### Stated exercise
Filter the listing and keep only the lines with the word "Ranking".

### Stored data

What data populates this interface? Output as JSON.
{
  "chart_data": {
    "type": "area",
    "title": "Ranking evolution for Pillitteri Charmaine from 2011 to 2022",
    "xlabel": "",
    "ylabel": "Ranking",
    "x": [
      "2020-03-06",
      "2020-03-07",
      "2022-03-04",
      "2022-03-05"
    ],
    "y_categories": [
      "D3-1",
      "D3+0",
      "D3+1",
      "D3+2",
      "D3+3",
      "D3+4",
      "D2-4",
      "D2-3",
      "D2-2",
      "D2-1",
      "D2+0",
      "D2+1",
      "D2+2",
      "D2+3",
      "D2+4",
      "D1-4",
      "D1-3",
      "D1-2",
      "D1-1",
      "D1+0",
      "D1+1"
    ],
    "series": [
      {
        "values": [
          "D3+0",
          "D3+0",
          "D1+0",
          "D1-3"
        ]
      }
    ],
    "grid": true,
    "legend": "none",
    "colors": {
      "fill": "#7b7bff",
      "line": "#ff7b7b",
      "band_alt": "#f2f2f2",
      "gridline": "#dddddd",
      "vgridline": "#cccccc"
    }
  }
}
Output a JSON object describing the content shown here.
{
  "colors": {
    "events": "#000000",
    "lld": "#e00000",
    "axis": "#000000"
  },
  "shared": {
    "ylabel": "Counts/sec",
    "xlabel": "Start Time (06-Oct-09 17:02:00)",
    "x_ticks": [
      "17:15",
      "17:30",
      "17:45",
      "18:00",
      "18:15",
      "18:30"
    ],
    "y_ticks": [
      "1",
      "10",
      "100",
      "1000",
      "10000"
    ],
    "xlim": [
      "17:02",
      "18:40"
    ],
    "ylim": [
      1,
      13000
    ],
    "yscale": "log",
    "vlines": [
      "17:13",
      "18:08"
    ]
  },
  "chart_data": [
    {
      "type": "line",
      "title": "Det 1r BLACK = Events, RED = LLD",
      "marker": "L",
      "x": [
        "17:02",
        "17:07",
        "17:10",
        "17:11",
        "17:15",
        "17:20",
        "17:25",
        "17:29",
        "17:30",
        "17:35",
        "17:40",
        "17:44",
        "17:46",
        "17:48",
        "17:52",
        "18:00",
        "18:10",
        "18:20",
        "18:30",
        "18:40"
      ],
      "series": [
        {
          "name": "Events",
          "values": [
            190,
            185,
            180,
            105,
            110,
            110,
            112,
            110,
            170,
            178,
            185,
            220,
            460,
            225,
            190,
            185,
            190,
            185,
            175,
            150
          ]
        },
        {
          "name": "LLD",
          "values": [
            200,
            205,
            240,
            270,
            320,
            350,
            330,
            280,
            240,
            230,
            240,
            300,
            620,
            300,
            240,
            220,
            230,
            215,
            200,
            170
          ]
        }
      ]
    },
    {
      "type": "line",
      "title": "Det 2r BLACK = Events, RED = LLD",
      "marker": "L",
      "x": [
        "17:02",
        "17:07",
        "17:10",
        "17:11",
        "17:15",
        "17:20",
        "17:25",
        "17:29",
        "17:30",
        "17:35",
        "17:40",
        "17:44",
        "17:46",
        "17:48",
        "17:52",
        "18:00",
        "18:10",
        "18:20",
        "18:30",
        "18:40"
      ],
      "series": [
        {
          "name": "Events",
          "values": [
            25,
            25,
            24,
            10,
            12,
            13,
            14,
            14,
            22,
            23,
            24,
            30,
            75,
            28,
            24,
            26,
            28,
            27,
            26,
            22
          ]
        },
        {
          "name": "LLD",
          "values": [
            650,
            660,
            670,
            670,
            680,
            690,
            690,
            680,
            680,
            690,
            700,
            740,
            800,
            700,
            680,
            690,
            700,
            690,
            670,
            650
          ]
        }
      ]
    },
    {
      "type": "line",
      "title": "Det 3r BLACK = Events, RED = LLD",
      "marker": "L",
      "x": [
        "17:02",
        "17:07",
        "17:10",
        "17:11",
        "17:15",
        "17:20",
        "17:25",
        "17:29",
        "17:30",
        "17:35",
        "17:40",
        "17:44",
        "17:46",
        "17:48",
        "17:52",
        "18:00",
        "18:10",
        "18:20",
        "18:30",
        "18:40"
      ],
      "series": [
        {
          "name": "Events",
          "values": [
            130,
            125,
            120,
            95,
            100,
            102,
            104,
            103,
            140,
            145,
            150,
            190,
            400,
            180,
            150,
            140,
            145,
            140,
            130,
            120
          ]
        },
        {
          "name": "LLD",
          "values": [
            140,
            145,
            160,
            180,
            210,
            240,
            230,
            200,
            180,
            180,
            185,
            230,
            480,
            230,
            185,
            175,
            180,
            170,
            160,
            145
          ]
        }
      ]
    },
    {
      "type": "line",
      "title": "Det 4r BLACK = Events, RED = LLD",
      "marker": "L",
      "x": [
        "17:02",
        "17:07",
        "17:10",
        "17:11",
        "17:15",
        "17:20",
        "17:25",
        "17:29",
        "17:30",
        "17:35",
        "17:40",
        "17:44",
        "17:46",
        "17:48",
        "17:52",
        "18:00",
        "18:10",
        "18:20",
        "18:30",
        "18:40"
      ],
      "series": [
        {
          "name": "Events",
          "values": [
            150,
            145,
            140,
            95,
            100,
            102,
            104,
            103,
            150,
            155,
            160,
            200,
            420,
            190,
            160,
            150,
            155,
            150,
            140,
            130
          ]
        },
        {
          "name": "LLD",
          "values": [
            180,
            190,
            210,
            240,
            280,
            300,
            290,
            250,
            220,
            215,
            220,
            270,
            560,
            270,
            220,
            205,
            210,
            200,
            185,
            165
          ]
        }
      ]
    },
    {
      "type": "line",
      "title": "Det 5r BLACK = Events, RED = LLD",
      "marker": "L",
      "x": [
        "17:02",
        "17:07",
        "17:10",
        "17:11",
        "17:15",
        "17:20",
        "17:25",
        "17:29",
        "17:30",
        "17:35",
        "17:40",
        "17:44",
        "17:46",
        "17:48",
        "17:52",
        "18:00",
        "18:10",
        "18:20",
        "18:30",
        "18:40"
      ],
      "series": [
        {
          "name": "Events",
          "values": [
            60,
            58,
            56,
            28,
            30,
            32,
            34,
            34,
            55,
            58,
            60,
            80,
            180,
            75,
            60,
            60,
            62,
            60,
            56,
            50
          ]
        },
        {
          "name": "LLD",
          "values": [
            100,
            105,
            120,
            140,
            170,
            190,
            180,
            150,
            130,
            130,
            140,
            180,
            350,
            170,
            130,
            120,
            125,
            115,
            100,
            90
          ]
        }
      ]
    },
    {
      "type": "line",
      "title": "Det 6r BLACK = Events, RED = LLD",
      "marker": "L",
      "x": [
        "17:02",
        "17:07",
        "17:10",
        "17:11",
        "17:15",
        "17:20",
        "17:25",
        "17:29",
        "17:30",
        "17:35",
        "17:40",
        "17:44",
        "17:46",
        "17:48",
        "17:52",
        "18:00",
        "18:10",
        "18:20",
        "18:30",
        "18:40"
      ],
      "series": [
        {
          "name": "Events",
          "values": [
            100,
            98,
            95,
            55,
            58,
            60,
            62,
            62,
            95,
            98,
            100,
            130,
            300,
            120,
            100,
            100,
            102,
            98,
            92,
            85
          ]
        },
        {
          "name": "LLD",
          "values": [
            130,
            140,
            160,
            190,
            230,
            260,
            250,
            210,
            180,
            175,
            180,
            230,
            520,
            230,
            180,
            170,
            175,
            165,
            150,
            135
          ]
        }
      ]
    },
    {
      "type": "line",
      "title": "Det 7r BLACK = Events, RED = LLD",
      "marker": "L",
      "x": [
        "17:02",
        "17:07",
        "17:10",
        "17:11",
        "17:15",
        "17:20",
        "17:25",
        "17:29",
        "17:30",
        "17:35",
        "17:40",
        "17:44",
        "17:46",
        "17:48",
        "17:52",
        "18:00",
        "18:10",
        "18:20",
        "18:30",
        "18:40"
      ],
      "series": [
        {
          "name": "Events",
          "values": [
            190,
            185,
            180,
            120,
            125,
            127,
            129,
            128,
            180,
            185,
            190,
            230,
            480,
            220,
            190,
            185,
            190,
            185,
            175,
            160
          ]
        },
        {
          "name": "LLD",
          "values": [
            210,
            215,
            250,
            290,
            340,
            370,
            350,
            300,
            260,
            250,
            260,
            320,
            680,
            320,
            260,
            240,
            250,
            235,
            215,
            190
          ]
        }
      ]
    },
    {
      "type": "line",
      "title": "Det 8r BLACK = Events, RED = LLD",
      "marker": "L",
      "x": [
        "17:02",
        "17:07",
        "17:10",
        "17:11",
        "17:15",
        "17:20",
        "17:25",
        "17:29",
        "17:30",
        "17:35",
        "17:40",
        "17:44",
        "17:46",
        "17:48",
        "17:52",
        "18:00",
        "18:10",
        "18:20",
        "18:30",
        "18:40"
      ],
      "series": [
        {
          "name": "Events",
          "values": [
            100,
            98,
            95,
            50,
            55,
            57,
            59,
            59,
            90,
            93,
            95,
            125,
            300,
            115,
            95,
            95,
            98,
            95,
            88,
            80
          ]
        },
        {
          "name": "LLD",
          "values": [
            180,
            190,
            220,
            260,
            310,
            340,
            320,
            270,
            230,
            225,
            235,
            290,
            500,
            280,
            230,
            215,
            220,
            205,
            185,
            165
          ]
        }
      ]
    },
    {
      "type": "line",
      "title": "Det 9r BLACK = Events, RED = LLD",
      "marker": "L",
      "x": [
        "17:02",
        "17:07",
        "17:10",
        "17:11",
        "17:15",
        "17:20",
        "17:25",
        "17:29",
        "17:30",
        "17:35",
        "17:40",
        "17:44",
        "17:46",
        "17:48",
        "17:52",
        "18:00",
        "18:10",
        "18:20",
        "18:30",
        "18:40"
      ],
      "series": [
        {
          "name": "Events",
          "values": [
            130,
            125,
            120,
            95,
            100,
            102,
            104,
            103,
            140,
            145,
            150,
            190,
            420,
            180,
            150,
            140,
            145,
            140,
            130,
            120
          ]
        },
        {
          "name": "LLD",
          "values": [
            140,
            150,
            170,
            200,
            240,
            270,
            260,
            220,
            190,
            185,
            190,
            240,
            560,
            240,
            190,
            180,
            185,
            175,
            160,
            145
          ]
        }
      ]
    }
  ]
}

### Solution to this problem
    "title": "Ranking evolution for Pillitteri Charmaine from 2011 to 2022",
    "ylabel": "Ranking",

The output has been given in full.